What to produce => The data must be written out once more, precisely as given.

Information provided =>

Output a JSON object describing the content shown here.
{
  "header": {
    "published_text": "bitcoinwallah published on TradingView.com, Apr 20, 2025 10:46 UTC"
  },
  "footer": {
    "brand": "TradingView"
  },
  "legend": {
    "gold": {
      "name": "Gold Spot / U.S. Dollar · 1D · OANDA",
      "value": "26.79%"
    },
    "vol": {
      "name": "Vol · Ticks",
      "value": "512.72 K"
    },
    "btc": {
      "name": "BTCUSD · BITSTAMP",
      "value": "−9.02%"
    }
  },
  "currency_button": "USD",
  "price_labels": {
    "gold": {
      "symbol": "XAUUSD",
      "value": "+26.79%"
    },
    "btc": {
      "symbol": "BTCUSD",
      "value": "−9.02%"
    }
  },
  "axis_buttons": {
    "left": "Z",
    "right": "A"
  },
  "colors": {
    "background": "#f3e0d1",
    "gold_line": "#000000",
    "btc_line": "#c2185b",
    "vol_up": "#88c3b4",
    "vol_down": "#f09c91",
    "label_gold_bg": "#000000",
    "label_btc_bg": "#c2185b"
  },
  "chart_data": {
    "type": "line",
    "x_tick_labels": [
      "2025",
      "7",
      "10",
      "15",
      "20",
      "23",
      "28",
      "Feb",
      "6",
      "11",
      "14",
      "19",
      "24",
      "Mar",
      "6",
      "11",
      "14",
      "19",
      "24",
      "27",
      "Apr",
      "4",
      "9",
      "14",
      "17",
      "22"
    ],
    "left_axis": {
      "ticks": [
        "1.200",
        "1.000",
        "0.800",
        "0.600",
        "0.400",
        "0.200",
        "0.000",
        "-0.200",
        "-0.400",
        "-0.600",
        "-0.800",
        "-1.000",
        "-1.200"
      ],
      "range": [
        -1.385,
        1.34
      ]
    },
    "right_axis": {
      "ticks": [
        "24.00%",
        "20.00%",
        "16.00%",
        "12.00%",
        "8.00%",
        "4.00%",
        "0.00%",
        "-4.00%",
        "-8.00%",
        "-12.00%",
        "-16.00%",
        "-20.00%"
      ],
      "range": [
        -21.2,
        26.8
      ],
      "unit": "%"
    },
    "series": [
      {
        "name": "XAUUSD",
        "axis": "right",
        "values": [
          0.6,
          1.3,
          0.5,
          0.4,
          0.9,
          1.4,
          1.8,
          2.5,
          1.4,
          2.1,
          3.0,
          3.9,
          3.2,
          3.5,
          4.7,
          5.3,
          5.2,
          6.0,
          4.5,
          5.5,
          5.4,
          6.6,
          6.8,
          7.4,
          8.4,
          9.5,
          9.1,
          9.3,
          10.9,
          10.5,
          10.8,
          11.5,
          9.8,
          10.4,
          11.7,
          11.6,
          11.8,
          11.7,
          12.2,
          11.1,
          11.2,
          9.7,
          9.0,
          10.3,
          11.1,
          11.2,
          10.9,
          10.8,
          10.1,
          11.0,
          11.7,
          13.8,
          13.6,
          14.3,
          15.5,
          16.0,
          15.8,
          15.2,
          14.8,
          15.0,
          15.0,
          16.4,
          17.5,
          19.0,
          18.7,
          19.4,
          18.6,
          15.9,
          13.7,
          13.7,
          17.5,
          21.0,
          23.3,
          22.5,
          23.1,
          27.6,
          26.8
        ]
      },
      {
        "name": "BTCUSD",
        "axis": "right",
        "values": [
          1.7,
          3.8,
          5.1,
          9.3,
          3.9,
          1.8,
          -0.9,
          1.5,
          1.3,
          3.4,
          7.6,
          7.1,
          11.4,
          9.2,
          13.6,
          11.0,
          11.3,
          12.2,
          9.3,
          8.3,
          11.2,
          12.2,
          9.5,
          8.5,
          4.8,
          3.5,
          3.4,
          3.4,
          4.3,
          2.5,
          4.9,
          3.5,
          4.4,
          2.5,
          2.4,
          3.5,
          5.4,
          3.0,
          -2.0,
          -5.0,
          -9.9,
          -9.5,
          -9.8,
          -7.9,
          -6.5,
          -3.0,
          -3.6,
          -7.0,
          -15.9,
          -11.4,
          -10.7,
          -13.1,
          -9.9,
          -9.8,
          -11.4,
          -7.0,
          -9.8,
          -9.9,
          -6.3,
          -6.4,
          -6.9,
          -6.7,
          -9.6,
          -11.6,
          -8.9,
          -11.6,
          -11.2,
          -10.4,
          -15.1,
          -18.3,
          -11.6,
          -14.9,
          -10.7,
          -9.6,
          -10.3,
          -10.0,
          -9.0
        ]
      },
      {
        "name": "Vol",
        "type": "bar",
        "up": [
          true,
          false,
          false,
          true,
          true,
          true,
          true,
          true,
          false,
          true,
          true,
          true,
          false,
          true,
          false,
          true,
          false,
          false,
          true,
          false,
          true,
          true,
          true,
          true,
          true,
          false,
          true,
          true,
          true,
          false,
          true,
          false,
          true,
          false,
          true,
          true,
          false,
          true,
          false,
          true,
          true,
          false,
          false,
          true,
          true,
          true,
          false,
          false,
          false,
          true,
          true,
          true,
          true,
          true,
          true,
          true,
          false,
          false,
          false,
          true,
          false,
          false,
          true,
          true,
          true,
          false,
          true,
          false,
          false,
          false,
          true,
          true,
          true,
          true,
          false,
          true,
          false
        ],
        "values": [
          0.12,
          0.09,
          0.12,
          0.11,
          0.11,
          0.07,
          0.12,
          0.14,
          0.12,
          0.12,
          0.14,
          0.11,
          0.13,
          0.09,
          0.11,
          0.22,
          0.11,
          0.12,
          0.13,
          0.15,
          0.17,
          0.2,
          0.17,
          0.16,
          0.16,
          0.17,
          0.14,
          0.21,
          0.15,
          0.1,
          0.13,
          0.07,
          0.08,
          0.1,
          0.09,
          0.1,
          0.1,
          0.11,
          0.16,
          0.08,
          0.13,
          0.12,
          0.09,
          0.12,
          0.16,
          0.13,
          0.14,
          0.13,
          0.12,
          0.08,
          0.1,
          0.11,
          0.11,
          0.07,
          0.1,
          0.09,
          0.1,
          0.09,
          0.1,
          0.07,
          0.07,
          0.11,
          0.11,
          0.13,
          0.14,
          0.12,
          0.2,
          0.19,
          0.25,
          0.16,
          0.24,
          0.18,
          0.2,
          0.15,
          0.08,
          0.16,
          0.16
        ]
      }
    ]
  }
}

Solution to this exercise =>
Output a JSON object describing the content shown here.
{
  "header": {
    "published_text": "bitcoinwallah published on TradingView.com, Apr 20, 2025 10:46 UTC"
  },
  "footer": {
    "brand": "TradingView"
  },
  "legend": {
    "gold": {
      "name": "Gold Spot / U.S. Dollar · 1D · OANDA",
      "value": "26.79%"
    },
    "vol": {
      "name": "Vol · Ticks",
      "value": "512.72 K"
    },
    "btc": {
      "name": "BTCUSD · BITSTAMP",
      "value": "−9.02%"
    }
  },
  "currency_button": "USD",
  "price_labels": {
    "gold": {
      "symbol": "XAUUSD",
      "value": "+26.79%"
    },
    "btc": {
      "symbol": "BTCUSD",
      "value": "−9.02%"
    }
  },
  "axis_buttons": {
    "left": "Z",
    "right": "A"
  },
  "colors": {
    "background": "#f3e0d1",
    "gold_line": "#000000",
    "btc_line": "#c2185b",
    "vol_up": "#88c3b4",
    "vol_down": "#f09c91",
    "label_gold_bg": "#000000",
    "label_btc_bg": "#c2185b"
  },
  "chart_data": {
    "type": "line",
    "x_tick_labels": [
      "2025",
      "7",
      "10",
      "15",
      "20",
      "23",
      "28",
      "Feb",
      "6",
      "11",
      "14",
      "19",
      "24",
      "Mar",
      "6",
      "11",
      "14",
      "19",
      "24",
      "27",
      "Apr",
      "4",
      "9",
      "14",
      "17",
      "22"
    ],
    "left_axis": {
      "ticks": [
        "1.200",
        "1.000",
        "0.800",
        "0.600",
        "0.400",
        "0.200",
        "0.000",
        "-0.200",
        "-0.400",
        "-0.600",
        "-0.800",
        "-1.000",
        "-1.200"
      ],
      "range": [
        -1.385,
        1.34
      ]
    },
    "right_axis": {
      "ticks": [
        "24.00%",
        "20.00%",
        "16.00%",
        "12.00%",
        "8.00%",
        "4.00%",
        "0.00%",
        "-4.00%",
        "-8.00%",
        "-12.00%",
        "-16.00%",
        "-20.00%"
      ],
      "range": [
        -21.2,
        26.8
      ],
      "unit": "%"
    },
    "series": [
      {
        "name": "XAUUSD",
        "axis": "right",
        "values": [
          0.6,
          1.3,
          0.5,
          0.4,
          0.9,
          1.4,
          1.8,
          2.5,
          1.4,
          2.1,
          3.0,
          3.9,
          3.2,
          3.5,
          4.7,
          5.3,
          5.2,
          6.0,
          4.5,
          5.5,
          5.4,
          6.6,
          6.8,
          7.4,
          8.4,
          9.5,
          9.1,
          9.3,
          10.9,
          10.5,
          10.8,
          11.5,
          9.8,
          10.4,
          11.7,
          11.6,
          11.8,
          11.7,
          12.2,
          11.1,
          11.2,
          9.7,
          9.0,
          10.3,
          11.1,
          11.2,
          10.9,
          10.8,
          10.1,
          11.0,
          11.7,
          13.8,
          13.6,
          14.3,
          15.5,
          16.0,
          15.8,
          15.2,
          14.8,
          15.0,
          15.0,
          16.4,
          17.5,
          19.0,
          18.7,
          19.4,
          18.6,
          15.9,
          13.7,
          13.7,
          17.5,
          21.0,
          23.3,
          22.5,
          23.1,
          27.6,
          26.8
        ]
      },
      {
        "name": "BTCUSD",
        "axis": "right",
        "values": [
          1.7,
          3.8,
          5.1,
          9.3,
          3.9,
          1.8,
          -0.9,
          1.5,
          1.3,
          3.4,
          7.6,
          7.1,
          11.4,
          9.2,
          13.6,
          11.0,
          11.3,
          12.2,
          9.3,
          8.3,
          11.2,
          12.2,
          9.5,
          8.5,
          4.8,
          3.5,
          3.4,
          3.4,
          4.3,
          2.5,
          4.9,
          3.5,
          4.4,
          2.5,
          2.4,
          3.5,
          5.4,
          3.0,
          -2.0,
          -5.0,
          -9.9,
          -9.5,
          -9.8,
          -7.9,
          -6.5,
          -3.0,
          -3.6,
          -7.0,
          -15.9,
          -11.4,
          -10.7,
          -13.1,
          -9.9,
          -9.8,
          -11.4,
          -7.0,
          -9.8,
          -9.9,
          -6.3,
          -6.4,
          -6.9,
          -6.7,
          -9.6,
          -11.6,
          -8.9,
          -11.6,
          -11.2,
          -10.4,
          -15.1,
          -18.3,
          -11.6,
          -14.9,
          -10.7,
          -9.6,
          -10.3,
          -10.0,
          -9.0
        ]
      },
      {
        "name": "Vol",
        "type": "bar",
        "up": [
          true,
          false,
          false,
          true,
          true,
          true,
          true,
          true,
          false,
          true,
          true,
          true,
          false,
          true,
          false,
          true,
          false,
          false,
          true,
          false,
          true,
          true,
          true,
          true,
          true,
          false,
          true,
          true,
          true,
          false,
          true,
          false,
          true,
          false,
          true,
          true,
          false,
          true,
          false,
          true,
          true,
          false,
          false,
          true,
          true,
          true,
          false,
          false,
          false,
          true,
          true,
          true,
          true,
          true,
          true,
          true,
          false,
          false,
          false,
          true,
          false,
          false,
          true,
          true,
          true,
          false,
          true,
          false,
          false,
          false,
          true,
          true,
          true,
          true,
          false,
          true,
          false
        ],
        "values": [
          0.12,
          0.09,
          0.12,
          0.11,
          0.11,
          0.07,
          0.12,
          0.14,
          0.12,
          0.12,
          0.14,
          0.11,
          0.13,
          0.09,
          0.11,
          0.22,
          0.11,
          0.12,
          0.13,
          0.15,
          0.17,
          0.2,
          0.17,
          0.16,
          0.16,
          0.17,
          0.14,
          0.21,
          0.15,
          0.1,
          0.13,
          0.07,
          0.08,
          0.1,
          0.09,
          0.1,
          0.1,
          0.11,
          0.16,
          0.08,
          0.13,
          0.12,
          0.09,
          0.12,
          0.16,
          0.13,
          0.14,
          0.13,
          0.12,
          0.08,
          0.1,
          0.11,
          0.11,
          0.07,
          0.1,
          0.09,
          0.1,
          0.09,
          0.1,
          0.07,
          0.07,
          0.11,
          0.11,
          0.13,
          0.14,
          0.12,
          0.2,
          0.19,
          0.25,
          0.16,
          0.24,
          0.18,
          0.2,
          0.15,
          0.08,
          0.16,
          0.16
        ]
      }
    ]
  }
}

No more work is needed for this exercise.